**Requirement**
Copy out all lines with the word "good" in them.

[Stored data]
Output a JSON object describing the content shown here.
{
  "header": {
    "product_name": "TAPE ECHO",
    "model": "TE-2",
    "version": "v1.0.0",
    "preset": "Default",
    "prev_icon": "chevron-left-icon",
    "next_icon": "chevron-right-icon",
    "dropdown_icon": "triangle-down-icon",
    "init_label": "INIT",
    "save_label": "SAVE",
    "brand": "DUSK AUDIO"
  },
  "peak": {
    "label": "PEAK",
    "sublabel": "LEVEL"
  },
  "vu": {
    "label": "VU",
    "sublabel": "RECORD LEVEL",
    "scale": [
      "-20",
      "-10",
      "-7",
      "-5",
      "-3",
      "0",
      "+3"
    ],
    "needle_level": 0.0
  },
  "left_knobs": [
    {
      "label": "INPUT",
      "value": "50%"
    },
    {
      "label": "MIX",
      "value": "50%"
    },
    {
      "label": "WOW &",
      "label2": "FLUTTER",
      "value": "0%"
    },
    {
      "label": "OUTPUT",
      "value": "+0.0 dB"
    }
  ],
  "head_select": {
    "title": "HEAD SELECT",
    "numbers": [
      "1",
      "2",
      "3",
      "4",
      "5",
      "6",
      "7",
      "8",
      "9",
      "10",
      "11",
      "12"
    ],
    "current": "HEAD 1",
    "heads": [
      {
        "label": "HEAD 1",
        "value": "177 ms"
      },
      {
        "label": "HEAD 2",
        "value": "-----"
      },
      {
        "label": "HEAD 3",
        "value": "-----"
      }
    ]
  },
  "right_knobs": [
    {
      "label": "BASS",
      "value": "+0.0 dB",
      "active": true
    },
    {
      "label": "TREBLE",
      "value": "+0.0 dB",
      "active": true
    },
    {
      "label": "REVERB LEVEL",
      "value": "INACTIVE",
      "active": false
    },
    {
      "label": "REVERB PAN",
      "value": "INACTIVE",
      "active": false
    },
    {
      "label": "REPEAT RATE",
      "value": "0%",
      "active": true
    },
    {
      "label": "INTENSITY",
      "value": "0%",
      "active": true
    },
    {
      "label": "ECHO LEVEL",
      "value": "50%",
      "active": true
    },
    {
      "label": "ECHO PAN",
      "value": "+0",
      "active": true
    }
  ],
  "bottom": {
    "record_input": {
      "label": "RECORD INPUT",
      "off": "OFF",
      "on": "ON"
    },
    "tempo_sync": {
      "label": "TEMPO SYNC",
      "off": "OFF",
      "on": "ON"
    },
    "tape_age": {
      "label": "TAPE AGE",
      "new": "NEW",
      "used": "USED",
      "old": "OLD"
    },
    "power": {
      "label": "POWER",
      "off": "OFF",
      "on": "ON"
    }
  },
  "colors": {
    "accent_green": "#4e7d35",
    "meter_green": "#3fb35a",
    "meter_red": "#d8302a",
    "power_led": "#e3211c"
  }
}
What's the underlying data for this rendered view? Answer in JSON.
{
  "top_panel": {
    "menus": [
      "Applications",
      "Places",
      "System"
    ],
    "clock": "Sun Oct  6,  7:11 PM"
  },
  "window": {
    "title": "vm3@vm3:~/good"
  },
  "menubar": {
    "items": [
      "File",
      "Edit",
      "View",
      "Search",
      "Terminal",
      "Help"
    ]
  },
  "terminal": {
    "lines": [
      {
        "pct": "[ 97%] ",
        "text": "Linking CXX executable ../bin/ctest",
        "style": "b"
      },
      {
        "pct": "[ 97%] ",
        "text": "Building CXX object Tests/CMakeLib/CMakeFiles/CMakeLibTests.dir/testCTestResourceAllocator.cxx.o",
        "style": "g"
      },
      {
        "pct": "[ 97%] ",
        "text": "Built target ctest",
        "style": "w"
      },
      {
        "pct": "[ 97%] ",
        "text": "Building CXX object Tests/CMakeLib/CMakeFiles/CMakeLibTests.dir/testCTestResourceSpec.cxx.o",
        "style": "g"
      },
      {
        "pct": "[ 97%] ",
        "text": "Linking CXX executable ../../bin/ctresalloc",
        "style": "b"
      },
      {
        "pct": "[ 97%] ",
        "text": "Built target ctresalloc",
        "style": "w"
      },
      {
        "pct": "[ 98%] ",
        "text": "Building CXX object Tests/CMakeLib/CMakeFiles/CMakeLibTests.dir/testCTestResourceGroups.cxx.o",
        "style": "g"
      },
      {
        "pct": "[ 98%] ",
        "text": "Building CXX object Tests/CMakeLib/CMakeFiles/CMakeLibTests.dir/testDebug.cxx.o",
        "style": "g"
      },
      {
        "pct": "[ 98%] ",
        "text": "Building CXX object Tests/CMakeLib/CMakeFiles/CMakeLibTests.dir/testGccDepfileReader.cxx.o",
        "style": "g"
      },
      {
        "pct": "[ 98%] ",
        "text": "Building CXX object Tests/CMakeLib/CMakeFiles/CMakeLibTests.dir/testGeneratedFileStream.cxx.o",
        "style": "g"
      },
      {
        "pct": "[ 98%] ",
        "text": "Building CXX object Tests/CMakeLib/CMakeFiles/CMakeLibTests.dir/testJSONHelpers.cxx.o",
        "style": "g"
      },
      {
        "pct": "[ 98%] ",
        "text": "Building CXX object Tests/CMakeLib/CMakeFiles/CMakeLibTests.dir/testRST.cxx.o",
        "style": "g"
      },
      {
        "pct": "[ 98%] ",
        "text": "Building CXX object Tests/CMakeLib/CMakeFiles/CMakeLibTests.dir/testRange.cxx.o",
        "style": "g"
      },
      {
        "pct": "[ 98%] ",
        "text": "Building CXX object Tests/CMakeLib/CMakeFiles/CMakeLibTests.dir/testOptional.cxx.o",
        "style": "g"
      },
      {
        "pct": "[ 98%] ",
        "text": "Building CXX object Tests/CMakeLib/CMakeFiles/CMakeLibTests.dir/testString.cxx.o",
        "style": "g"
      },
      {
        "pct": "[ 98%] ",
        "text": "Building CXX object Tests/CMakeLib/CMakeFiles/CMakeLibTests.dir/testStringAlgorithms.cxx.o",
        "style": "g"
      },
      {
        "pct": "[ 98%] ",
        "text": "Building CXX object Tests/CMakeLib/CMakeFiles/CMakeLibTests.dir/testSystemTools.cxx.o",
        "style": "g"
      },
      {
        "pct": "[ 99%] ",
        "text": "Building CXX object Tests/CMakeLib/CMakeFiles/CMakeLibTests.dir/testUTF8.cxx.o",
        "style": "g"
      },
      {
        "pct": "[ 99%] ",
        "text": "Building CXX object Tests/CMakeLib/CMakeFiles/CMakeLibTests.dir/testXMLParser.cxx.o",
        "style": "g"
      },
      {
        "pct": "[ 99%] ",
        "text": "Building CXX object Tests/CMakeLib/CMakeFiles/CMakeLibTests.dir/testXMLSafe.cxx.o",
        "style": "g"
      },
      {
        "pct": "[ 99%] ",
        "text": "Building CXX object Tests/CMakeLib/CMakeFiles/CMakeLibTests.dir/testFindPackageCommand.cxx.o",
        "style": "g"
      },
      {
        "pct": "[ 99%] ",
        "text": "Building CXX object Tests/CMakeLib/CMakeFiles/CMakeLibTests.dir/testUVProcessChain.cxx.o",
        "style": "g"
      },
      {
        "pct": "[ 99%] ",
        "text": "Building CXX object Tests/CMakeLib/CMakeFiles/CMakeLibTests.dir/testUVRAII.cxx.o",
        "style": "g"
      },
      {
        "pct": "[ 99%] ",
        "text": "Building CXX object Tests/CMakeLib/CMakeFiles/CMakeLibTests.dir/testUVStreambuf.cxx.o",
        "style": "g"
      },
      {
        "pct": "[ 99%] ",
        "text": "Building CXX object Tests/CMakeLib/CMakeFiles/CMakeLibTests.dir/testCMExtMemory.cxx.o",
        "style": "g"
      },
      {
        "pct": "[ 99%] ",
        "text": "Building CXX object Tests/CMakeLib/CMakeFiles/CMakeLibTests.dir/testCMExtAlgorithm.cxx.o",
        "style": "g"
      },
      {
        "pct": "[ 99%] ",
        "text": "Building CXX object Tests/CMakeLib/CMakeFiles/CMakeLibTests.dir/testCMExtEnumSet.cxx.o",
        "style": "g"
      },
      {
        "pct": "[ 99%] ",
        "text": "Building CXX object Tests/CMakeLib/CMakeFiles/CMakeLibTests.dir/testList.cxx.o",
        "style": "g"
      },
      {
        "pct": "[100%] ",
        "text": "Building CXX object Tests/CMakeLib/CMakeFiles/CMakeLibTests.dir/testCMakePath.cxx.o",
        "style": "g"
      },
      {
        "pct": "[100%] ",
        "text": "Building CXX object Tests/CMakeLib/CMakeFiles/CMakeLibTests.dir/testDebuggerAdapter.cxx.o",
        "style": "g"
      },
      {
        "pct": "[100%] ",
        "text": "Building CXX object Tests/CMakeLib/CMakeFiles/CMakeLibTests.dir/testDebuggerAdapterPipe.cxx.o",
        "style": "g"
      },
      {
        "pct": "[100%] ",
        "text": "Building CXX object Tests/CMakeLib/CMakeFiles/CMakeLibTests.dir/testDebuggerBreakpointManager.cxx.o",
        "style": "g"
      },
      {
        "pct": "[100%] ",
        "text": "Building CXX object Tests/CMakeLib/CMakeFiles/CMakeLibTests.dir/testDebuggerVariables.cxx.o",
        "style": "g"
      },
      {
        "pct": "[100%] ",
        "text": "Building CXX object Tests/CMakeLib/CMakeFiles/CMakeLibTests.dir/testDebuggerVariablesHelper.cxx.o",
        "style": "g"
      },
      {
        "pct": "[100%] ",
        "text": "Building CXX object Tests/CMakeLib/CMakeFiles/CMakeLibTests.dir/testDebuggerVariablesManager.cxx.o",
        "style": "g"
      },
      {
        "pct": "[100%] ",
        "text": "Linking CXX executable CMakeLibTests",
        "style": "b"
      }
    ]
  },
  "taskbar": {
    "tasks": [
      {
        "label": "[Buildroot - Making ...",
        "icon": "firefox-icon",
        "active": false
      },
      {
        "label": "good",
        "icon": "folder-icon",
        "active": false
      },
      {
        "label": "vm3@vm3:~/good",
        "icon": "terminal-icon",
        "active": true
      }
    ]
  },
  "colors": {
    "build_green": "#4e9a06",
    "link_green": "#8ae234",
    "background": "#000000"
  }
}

**Solution to this problem**
    "title": "vm3@vm3:~/good"
        "label": "good",
        "label": "vm3@vm3:~/good",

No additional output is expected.